Provided records -

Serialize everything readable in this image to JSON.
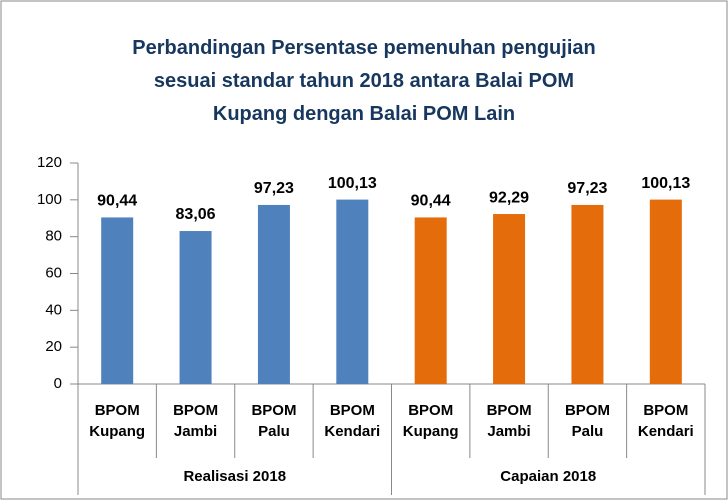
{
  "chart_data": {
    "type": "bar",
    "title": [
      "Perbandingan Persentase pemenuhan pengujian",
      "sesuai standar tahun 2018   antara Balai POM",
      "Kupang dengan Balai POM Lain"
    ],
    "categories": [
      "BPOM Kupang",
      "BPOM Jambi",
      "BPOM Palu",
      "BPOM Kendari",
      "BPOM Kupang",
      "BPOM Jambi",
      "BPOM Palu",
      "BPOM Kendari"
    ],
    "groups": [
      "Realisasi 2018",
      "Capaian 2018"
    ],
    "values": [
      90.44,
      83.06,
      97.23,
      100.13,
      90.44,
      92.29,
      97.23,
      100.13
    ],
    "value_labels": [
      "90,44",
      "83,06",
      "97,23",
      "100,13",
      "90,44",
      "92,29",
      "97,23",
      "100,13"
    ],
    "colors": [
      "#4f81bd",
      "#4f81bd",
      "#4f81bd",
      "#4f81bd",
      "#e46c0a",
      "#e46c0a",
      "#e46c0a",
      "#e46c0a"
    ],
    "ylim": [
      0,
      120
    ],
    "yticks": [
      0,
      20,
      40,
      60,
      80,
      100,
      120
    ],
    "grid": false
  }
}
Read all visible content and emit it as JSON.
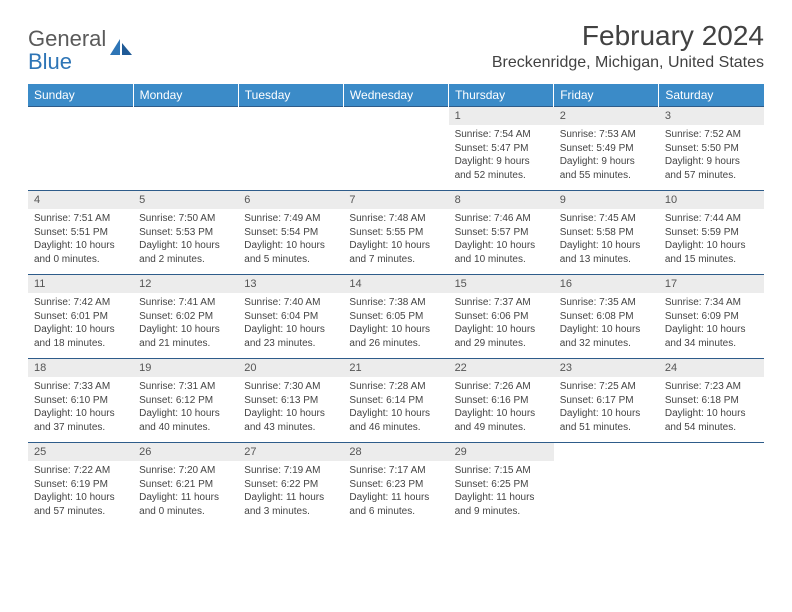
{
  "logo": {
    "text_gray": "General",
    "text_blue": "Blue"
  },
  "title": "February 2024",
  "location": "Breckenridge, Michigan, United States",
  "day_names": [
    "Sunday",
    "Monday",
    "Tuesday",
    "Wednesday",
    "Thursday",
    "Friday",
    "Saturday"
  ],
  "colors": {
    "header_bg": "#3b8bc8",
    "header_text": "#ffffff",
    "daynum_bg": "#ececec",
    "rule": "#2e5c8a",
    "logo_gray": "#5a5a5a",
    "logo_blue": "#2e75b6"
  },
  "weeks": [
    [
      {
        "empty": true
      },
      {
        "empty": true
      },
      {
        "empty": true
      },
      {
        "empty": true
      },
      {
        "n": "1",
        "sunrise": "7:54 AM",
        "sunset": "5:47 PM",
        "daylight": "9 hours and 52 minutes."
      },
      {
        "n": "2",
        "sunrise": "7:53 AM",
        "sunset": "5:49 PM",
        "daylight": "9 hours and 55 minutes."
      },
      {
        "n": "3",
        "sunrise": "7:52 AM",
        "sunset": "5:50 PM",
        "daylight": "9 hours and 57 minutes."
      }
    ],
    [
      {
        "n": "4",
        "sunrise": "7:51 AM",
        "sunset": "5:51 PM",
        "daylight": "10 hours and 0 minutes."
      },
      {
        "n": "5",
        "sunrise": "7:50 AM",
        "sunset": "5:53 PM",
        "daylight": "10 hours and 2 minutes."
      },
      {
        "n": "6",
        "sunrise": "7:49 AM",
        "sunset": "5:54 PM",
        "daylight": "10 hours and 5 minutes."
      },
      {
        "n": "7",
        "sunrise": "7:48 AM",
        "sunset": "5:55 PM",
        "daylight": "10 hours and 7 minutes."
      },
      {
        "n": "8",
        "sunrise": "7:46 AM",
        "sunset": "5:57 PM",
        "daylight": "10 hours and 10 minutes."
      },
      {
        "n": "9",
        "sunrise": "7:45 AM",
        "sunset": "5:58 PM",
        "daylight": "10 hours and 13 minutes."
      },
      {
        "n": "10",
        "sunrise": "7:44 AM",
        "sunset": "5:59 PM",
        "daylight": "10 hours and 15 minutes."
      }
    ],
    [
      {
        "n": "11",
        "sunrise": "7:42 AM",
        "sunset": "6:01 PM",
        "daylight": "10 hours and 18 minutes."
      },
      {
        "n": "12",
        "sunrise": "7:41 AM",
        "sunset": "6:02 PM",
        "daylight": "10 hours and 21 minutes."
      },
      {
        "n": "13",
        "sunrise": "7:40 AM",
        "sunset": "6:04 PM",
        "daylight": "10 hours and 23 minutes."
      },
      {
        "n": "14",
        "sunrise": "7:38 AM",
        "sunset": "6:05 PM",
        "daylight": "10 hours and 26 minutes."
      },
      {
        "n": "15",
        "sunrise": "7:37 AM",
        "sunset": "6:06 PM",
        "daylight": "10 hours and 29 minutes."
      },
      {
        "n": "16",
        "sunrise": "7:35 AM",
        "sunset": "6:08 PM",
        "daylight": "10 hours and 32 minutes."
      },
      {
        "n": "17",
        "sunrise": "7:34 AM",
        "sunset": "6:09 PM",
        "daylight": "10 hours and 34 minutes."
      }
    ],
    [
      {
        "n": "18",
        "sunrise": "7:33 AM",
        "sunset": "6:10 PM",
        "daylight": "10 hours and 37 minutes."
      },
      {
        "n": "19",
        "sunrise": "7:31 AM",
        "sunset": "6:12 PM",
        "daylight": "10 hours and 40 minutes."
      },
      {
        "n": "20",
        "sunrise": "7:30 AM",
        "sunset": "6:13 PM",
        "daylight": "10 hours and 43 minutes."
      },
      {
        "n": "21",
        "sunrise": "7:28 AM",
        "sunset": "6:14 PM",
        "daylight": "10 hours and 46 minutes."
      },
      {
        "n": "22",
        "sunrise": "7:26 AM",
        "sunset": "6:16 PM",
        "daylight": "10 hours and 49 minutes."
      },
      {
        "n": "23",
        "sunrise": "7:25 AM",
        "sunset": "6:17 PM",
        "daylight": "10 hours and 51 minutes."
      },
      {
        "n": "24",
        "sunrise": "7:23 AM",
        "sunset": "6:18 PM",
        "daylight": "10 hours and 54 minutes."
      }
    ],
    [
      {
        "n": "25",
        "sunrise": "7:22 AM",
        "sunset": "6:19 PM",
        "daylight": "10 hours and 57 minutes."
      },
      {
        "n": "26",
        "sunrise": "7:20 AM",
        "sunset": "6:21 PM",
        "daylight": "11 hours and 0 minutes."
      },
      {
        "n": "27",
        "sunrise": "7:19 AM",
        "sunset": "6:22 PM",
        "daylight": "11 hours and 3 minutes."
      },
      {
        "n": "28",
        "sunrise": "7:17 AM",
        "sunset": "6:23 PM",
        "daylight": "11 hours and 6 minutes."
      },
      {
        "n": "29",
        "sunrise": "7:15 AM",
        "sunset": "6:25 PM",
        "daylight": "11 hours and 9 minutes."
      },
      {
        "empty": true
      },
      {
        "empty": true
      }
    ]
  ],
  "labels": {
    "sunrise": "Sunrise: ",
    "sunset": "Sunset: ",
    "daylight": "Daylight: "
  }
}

Aim of the exercise - Return all the entries word for word, but omit any pictures they contain.

Task solution -
Serialize everything readable in this image to JSON.
{
  "chart_data": {
    "type": "bar",
    "title": [
      "Perbandingan Persentase pemenuhan pengujian",
      "sesuai standar tahun 2018   antara Balai POM",
      "Kupang dengan Balai POM Lain"
    ],
    "categories": [
      "BPOM Kupang",
      "BPOM Jambi",
      "BPOM Palu",
      "BPOM Kendari",
      "BPOM Kupang",
      "BPOM Jambi",
      "BPOM Palu",
      "BPOM Kendari"
    ],
    "groups": [
      "Realisasi 2018",
      "Capaian 2018"
    ],
    "values": [
      90.44,
      83.06,
      97.23,
      100.13,
      90.44,
      92.29,
      97.23,
      100.13
    ],
    "value_labels": [
      "90,44",
      "83,06",
      "97,23",
      "100,13",
      "90,44",
      "92,29",
      "97,23",
      "100,13"
    ],
    "colors": [
      "#4f81bd",
      "#4f81bd",
      "#4f81bd",
      "#4f81bd",
      "#e46c0a",
      "#e46c0a",
      "#e46c0a",
      "#e46c0a"
    ],
    "ylim": [
      0,
      120
    ],
    "yticks": [
      0,
      20,
      40,
      60,
      80,
      100,
      120
    ],
    "grid": false
  }
}
Read all visible content and emit it as JSON.
{
  "logo": {
    "text_gray": "General",
    "text_blue": "Blue"
  },
  "title": "February 2024",
  "location": "Breckenridge, Michigan, United States",
  "day_names": [
    "Sunday",
    "Monday",
    "Tuesday",
    "Wednesday",
    "Thursday",
    "Friday",
    "Saturday"
  ],
  "colors": {
    "header_bg": "#3b8bc8",
    "header_text": "#ffffff",
    "daynum_bg": "#ececec",
    "rule": "#2e5c8a",
    "logo_gray": "#5a5a5a",
    "logo_blue": "#2e75b6"
  },
  "weeks": [
    [
      {
        "empty": true
      },
      {
        "empty": true
      },
      {
        "empty": true
      },
      {
        "empty": true
      },
      {
        "n": "1",
        "sunrise": "7:54 AM",
        "sunset": "5:47 PM",
        "daylight": "9 hours and 52 minutes."
      },
      {
        "n": "2",
        "sunrise": "7:53 AM",
        "sunset": "5:49 PM",
        "daylight": "9 hours and 55 minutes."
      },
      {
        "n": "3",
        "sunrise": "7:52 AM",
        "sunset": "5:50 PM",
        "daylight": "9 hours and 57 minutes."
      }
    ],
    [
      {
        "n": "4",
        "sunrise": "7:51 AM",
        "sunset": "5:51 PM",
        "daylight": "10 hours and 0 minutes."
      },
      {
        "n": "5",
        "sunrise": "7:50 AM",
        "sunset": "5:53 PM",
        "daylight": "10 hours and 2 minutes."
      },
      {
        "n": "6",
        "sunrise": "7:49 AM",
        "sunset": "5:54 PM",
        "daylight": "10 hours and 5 minutes."
      },
      {
        "n": "7",
        "sunrise": "7:48 AM",
        "sunset": "5:55 PM",
        "daylight": "10 hours and 7 minutes."
      },
      {
        "n": "8",
        "sunrise": "7:46 AM",
        "sunset": "5:57 PM",
        "daylight": "10 hours and 10 minutes."
      },
      {
        "n": "9",
        "sunrise": "7:45 AM",
        "sunset": "5:58 PM",
        "daylight": "10 hours and 13 minutes."
      },
      {
        "n": "10",
        "sunrise": "7:44 AM",
        "sunset": "5:59 PM",
        "daylight": "10 hours and 15 minutes."
      }
    ],
    [
      {
        "n": "11",
        "sunrise": "7:42 AM",
        "sunset": "6:01 PM",
        "daylight": "10 hours and 18 minutes."
      },
      {
        "n": "12",
        "sunrise": "7:41 AM",
        "sunset": "6:02 PM",
        "daylight": "10 hours and 21 minutes."
      },
      {
        "n": "13",
        "sunrise": "7:40 AM",
        "sunset": "6:04 PM",
        "daylight": "10 hours and 23 minutes."
      },
      {
        "n": "14",
        "sunrise": "7:38 AM",
        "sunset": "6:05 PM",
        "daylight": "10 hours and 26 minutes."
      },
      {
        "n": "15",
        "sunrise": "7:37 AM",
        "sunset": "6:06 PM",
        "daylight": "10 hours and 29 minutes."
      },
      {
        "n": "16",
        "sunrise": "7:35 AM",
        "sunset": "6:08 PM",
        "daylight": "10 hours and 32 minutes."
      },
      {
        "n": "17",
        "sunrise": "7:34 AM",
        "sunset": "6:09 PM",
        "daylight": "10 hours and 34 minutes."
      }
    ],
    [
      {
        "n": "18",
        "sunrise": "7:33 AM",
        "sunset": "6:10 PM",
        "daylight": "10 hours and 37 minutes."
      },
      {
        "n": "19",
        "sunrise": "7:31 AM",
        "sunset": "6:12 PM",
        "daylight": "10 hours and 40 minutes."
      },
      {
        "n": "20",
        "sunrise": "7:30 AM",
        "sunset": "6:13 PM",
        "daylight": "10 hours and 43 minutes."
      },
      {
        "n": "21",
        "sunrise": "7:28 AM",
        "sunset": "6:14 PM",
        "daylight": "10 hours and 46 minutes."
      },
      {
        "n": "22",
        "sunrise": "7:26 AM",
        "sunset": "6:16 PM",
        "daylight": "10 hours and 49 minutes."
      },
      {
        "n": "23",
        "sunrise": "7:25 AM",
        "sunset": "6:17 PM",
        "daylight": "10 hours and 51 minutes."
      },
      {
        "n": "24",
        "sunrise": "7:23 AM",
        "sunset": "6:18 PM",
        "daylight": "10 hours and 54 minutes."
      }
    ],
    [
      {
        "n": "25",
        "sunrise": "7:22 AM",
        "sunset": "6:19 PM",
        "daylight": "10 hours and 57 minutes."
      },
      {
        "n": "26",
        "sunrise": "7:20 AM",
        "sunset": "6:21 PM",
        "daylight": "11 hours and 0 minutes."
      },
      {
        "n": "27",
        "sunrise": "7:19 AM",
        "sunset": "6:22 PM",
        "daylight": "11 hours and 3 minutes."
      },
      {
        "n": "28",
        "sunrise": "7:17 AM",
        "sunset": "6:23 PM",
        "daylight": "11 hours and 6 minutes."
      },
      {
        "n": "29",
        "sunrise": "7:15 AM",
        "sunset": "6:25 PM",
        "daylight": "11 hours and 9 minutes."
      },
      {
        "empty": true
      },
      {
        "empty": true
      }
    ]
  ],
  "labels": {
    "sunrise": "Sunrise: ",
    "sunset": "Sunset: ",
    "daylight": "Daylight: "
  }
}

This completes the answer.